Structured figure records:
------------------------------------------------------------------------
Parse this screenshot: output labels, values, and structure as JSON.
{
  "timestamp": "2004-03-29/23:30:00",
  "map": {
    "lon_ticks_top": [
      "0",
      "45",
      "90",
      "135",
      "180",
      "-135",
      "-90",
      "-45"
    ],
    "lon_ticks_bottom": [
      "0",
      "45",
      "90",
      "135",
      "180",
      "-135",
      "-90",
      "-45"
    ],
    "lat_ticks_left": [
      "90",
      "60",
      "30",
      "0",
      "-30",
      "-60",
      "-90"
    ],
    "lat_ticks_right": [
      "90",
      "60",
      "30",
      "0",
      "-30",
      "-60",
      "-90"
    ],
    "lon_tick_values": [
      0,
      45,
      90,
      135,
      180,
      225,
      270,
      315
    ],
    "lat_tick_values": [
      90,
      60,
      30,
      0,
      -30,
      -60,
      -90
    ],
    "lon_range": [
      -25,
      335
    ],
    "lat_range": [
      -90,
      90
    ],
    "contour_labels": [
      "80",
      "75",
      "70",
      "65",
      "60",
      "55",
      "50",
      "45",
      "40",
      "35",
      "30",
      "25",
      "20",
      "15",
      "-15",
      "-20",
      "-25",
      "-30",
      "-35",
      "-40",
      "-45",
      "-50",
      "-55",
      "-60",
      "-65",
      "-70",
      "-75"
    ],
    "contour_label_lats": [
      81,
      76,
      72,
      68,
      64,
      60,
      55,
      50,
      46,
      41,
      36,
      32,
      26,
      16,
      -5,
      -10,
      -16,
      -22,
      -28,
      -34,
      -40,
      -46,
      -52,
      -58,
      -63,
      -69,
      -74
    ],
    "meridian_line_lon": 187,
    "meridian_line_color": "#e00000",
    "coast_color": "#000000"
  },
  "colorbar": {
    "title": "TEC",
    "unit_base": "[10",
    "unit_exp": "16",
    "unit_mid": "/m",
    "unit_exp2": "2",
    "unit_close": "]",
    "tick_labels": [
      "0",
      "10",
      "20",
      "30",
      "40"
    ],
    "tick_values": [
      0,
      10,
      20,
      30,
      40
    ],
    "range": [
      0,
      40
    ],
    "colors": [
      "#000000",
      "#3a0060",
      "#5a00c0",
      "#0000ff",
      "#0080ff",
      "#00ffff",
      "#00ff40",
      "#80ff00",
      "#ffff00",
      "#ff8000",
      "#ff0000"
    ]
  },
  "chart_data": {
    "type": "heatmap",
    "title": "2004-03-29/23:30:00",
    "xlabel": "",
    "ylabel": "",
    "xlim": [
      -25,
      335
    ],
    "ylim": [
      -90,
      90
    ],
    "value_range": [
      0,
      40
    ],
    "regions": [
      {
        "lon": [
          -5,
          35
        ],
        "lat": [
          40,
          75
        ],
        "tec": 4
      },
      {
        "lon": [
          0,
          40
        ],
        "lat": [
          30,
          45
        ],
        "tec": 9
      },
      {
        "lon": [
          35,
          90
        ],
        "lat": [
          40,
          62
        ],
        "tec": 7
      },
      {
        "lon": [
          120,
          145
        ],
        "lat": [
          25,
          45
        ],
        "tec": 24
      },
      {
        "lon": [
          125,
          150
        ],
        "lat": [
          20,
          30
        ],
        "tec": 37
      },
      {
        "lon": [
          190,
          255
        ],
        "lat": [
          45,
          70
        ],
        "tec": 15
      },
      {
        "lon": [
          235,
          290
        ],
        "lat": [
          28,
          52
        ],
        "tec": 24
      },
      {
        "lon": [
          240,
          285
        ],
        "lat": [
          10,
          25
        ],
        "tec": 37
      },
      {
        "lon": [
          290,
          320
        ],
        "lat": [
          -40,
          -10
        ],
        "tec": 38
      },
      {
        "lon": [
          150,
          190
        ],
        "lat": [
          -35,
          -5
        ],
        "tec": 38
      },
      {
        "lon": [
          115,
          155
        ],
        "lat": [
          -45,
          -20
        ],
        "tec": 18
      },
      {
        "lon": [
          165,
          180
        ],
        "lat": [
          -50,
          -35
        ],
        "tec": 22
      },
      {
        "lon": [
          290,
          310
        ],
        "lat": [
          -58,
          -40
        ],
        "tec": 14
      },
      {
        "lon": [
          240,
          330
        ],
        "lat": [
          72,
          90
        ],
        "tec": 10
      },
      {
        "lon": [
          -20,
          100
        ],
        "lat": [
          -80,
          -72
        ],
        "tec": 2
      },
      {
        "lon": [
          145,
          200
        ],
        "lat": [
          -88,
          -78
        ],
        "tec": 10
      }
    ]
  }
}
------------------------------------------------------------------------
■ Request: Repeat the data precisely, line by line.

■ Solution to the exercise:
Parse this screenshot: output labels, values, and structure as JSON.
{
  "timestamp": "2004-03-29/23:30:00",
  "map": {
    "lon_ticks_top": [
      "0",
      "45",
      "90",
      "135",
      "180",
      "-135",
      "-90",
      "-45"
    ],
    "lon_ticks_bottom": [
      "0",
      "45",
      "90",
      "135",
      "180",
      "-135",
      "-90",
      "-45"
    ],
    "lat_ticks_left": [
      "90",
      "60",
      "30",
      "0",
      "-30",
      "-60",
      "-90"
    ],
    "lat_ticks_right": [
      "90",
      "60",
      "30",
      "0",
      "-30",
      "-60",
      "-90"
    ],
    "lon_tick_values": [
      0,
      45,
      90,
      135,
      180,
      225,
      270,
      315
    ],
    "lat_tick_values": [
      90,
      60,
      30,
      0,
      -30,
      -60,
      -90
    ],
    "lon_range": [
      -25,
      335
    ],
    "lat_range": [
      -90,
      90
    ],
    "contour_labels": [
      "80",
      "75",
      "70",
      "65",
      "60",
      "55",
      "50",
      "45",
      "40",
      "35",
      "30",
      "25",
      "20",
      "15",
      "-15",
      "-20",
      "-25",
      "-30",
      "-35",
      "-40",
      "-45",
      "-50",
      "-55",
      "-60",
      "-65",
      "-70",
      "-75"
    ],
    "contour_label_lats": [
      81,
      76,
      72,
      68,
      64,
      60,
      55,
      50,
      46,
      41,
      36,
      32,
      26,
      16,
      -5,
      -10,
      -16,
      -22,
      -28,
      -34,
      -40,
      -46,
      -52,
      -58,
      -63,
      -69,
      -74
    ],
    "meridian_line_lon": 187,
    "meridian_line_color": "#e00000",
    "coast_color": "#000000"
  },
  "colorbar": {
    "title": "TEC",
    "unit_base": "[10",
    "unit_exp": "16",
    "unit_mid": "/m",
    "unit_exp2": "2",
    "unit_close": "]",
    "tick_labels": [
      "0",
      "10",
      "20",
      "30",
      "40"
    ],
    "tick_values": [
      0,
      10,
      20,
      30,
      40
    ],
    "range": [
      0,
      40
    ],
    "colors": [
      "#000000",
      "#3a0060",
      "#5a00c0",
      "#0000ff",
      "#0080ff",
      "#00ffff",
      "#00ff40",
      "#80ff00",
      "#ffff00",
      "#ff8000",
      "#ff0000"
    ]
  },
  "chart_data": {
    "type": "heatmap",
    "title": "2004-03-29/23:30:00",
    "xlabel": "",
    "ylabel": "",
    "xlim": [
      -25,
      335
    ],
    "ylim": [
      -90,
      90
    ],
    "value_range": [
      0,
      40
    ],
    "regions": [
      {
        "lon": [
          -5,
          35
        ],
        "lat": [
          40,
          75
        ],
        "tec": 4
      },
      {
        "lon": [
          0,
          40
        ],
        "lat": [
          30,
          45
        ],
        "tec": 9
      },
      {
        "lon": [
          35,
          90
        ],
        "lat": [
          40,
          62
        ],
        "tec": 7
      },
      {
        "lon": [
          120,
          145
        ],
        "lat": [
          25,
          45
        ],
        "tec": 24
      },
      {
        "lon": [
          125,
          150
        ],
        "lat": [
          20,
          30
        ],
        "tec": 37
      },
      {
        "lon": [
          190,
          255
        ],
        "lat": [
          45,
          70
        ],
        "tec": 15
      },
      {
        "lon": [
          235,
          290
        ],
        "lat": [
          28,
          52
        ],
        "tec": 24
      },
      {
        "lon": [
          240,
          285
        ],
        "lat": [
          10,
          25
        ],
        "tec": 37
      },
      {
        "lon": [
          290,
          320
        ],
        "lat": [
          -40,
          -10
        ],
        "tec": 38
      },
      {
        "lon": [
          150,
          190
        ],
        "lat": [
          -35,
          -5
        ],
        "tec": 38
      },
      {
        "lon": [
          115,
          155
        ],
        "lat": [
          -45,
          -20
        ],
        "tec": 18
      },
      {
        "lon": [
          165,
          180
        ],
        "lat": [
          -50,
          -35
        ],
        "tec": 22
      },
      {
        "lon": [
          290,
          310
        ],
        "lat": [
          -58,
          -40
        ],
        "tec": 14
      },
      {
        "lon": [
          240,
          330
        ],
        "lat": [
          72,
          90
        ],
        "tec": 10
      },
      {
        "lon": [
          -20,
          100
        ],
        "lat": [
          -80,
          -72
        ],
        "tec": 2
      },
      {
        "lon": [
          145,
          200
        ],
        "lat": [
          -88,
          -78
        ],
        "tec": 10
      }
    ]
  }
}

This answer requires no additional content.